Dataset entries
========
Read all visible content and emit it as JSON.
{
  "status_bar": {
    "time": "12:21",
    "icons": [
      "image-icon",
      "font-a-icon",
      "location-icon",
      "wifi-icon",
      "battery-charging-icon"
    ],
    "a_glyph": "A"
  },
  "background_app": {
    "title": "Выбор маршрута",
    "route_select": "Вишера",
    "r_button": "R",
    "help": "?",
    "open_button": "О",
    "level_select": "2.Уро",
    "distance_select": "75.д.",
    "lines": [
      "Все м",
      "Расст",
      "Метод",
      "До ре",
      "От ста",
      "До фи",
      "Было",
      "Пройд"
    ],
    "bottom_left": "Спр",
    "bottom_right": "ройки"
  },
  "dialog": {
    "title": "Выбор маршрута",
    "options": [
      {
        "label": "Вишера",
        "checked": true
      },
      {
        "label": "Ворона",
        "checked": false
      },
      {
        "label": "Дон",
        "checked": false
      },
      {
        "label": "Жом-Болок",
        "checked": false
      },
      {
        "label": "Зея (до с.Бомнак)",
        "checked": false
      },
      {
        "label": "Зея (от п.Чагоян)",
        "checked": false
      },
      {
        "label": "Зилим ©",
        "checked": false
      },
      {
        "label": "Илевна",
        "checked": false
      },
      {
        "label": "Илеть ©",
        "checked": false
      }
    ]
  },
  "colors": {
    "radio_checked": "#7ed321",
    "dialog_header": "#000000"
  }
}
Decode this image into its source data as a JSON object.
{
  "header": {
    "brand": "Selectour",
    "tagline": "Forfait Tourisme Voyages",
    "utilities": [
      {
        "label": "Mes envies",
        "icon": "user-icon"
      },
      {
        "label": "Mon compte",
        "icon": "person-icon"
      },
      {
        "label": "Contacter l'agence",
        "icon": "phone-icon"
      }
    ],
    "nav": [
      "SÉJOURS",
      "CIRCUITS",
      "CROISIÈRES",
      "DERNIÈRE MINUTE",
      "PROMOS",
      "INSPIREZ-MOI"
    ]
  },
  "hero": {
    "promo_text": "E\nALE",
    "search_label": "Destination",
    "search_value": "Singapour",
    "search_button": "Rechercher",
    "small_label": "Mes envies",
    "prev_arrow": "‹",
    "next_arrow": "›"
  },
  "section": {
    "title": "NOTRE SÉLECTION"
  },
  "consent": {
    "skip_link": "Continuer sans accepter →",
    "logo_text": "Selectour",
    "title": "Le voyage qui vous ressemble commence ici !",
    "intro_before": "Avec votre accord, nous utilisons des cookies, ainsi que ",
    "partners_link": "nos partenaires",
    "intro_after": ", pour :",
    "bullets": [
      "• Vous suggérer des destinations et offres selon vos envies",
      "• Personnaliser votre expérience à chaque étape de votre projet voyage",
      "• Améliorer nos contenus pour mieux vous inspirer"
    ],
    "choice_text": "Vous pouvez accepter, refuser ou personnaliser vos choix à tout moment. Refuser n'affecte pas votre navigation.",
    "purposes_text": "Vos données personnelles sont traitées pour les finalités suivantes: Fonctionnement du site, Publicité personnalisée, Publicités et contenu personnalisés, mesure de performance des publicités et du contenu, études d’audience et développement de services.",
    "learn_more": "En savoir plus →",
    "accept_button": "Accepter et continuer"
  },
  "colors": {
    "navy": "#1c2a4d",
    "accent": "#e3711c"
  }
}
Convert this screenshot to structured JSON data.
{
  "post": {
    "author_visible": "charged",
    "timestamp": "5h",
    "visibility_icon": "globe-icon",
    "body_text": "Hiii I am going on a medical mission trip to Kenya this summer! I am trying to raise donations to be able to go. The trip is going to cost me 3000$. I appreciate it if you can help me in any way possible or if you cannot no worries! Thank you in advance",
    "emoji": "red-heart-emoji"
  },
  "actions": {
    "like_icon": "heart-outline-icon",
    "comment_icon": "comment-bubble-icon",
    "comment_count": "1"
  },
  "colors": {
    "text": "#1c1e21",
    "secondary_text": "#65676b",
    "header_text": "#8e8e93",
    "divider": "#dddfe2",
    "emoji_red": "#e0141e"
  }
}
========
Exercise aim
Each line must be given again exactly as written above.

Output for this task
Read all visible content and emit it as JSON.
{
  "status_bar": {
    "time": "12:21",
    "icons": [
      "image-icon",
      "font-a-icon",
      "location-icon",
      "wifi-icon",
      "battery-charging-icon"
    ],
    "a_glyph": "A"
  },
  "background_app": {
    "title": "Выбор маршрута",
    "route_select": "Вишера",
    "r_button": "R",
    "help": "?",
    "open_button": "О",
    "level_select": "2.Уро",
    "distance_select": "75.д.",
    "lines": [
      "Все м",
      "Расст",
      "Метод",
      "До ре",
      "От ста",
      "До фи",
      "Было",
      "Пройд"
    ],
    "bottom_left": "Спр",
    "bottom_right": "ройки"
  },
  "dialog": {
    "title": "Выбор маршрута",
    "options": [
      {
        "label": "Вишера",
        "checked": true
      },
      {
        "label": "Ворона",
        "checked": false
      },
      {
        "label": "Дон",
        "checked": false
      },
      {
        "label": "Жом-Болок",
        "checked": false
      },
      {
        "label": "Зея (до с.Бомнак)",
        "checked": false
      },
      {
        "label": "Зея (от п.Чагоян)",
        "checked": false
      },
      {
        "label": "Зилим ©",
        "checked": false
      },
      {
        "label": "Илевна",
        "checked": false
      },
      {
        "label": "Илеть ©",
        "checked": false
      }
    ]
  },
  "colors": {
    "radio_checked": "#7ed321",
    "dialog_header": "#000000"
  }
}
Decode this image into its source data as a JSON object.
{
  "header": {
    "brand": "Selectour",
    "tagline": "Forfait Tourisme Voyages",
    "utilities": [
      {
        "label": "Mes envies",
        "icon": "user-icon"
      },
      {
        "label": "Mon compte",
        "icon": "person-icon"
      },
      {
        "label": "Contacter l'agence",
        "icon": "phone-icon"
      }
    ],
    "nav": [
      "SÉJOURS",
      "CIRCUITS",
      "CROISIÈRES",
      "DERNIÈRE MINUTE",
      "PROMOS",
      "INSPIREZ-MOI"
    ]
  },
  "hero": {
    "promo_text": "E\nALE",
    "search_label": "Destination",
    "search_value": "Singapour",
    "search_button": "Rechercher",
    "small_label": "Mes envies",
    "prev_arrow": "‹",
    "next_arrow": "›"
  },
  "section": {
    "title": "NOTRE SÉLECTION"
  },
  "consent": {
    "skip_link": "Continuer sans accepter →",
    "logo_text": "Selectour",
    "title": "Le voyage qui vous ressemble commence ici !",
    "intro_before": "Avec votre accord, nous utilisons des cookies, ainsi que ",
    "partners_link": "nos partenaires",
    "intro_after": ", pour :",
    "bullets": [
      "• Vous suggérer des destinations et offres selon vos envies",
      "• Personnaliser votre expérience à chaque étape de votre projet voyage",
      "• Améliorer nos contenus pour mieux vous inspirer"
    ],
    "choice_text": "Vous pouvez accepter, refuser ou personnaliser vos choix à tout moment. Refuser n'affecte pas votre navigation.",
    "purposes_text": "Vos données personnelles sont traitées pour les finalités suivantes: Fonctionnement du site, Publicité personnalisée, Publicités et contenu personnalisés, mesure de performance des publicités et du contenu, études d’audience et développement de services.",
    "learn_more": "En savoir plus →",
    "accept_button": "Accepter et continuer"
  },
  "colors": {
    "navy": "#1c2a4d",
    "accent": "#e3711c"
  }
}
Convert this screenshot to structured JSON data.
{
  "post": {
    "author_visible": "charged",
    "timestamp": "5h",
    "visibility_icon": "globe-icon",
    "body_text": "Hiii I am going on a medical mission trip to Kenya this summer! I am trying to raise donations to be able to go. The trip is going to cost me 3000$. I appreciate it if you can help me in any way possible or if you cannot no worries! Thank you in advance",
    "emoji": "red-heart-emoji"
  },
  "actions": {
    "like_icon": "heart-outline-icon",
    "comment_icon": "comment-bubble-icon",
    "comment_count": "1"
  },
  "colors": {
    "text": "#1c1e21",
    "secondary_text": "#65676b",
    "header_text": "#8e8e93",
    "divider": "#dddfe2",
    "emoji_red": "#e0141e"
  }
}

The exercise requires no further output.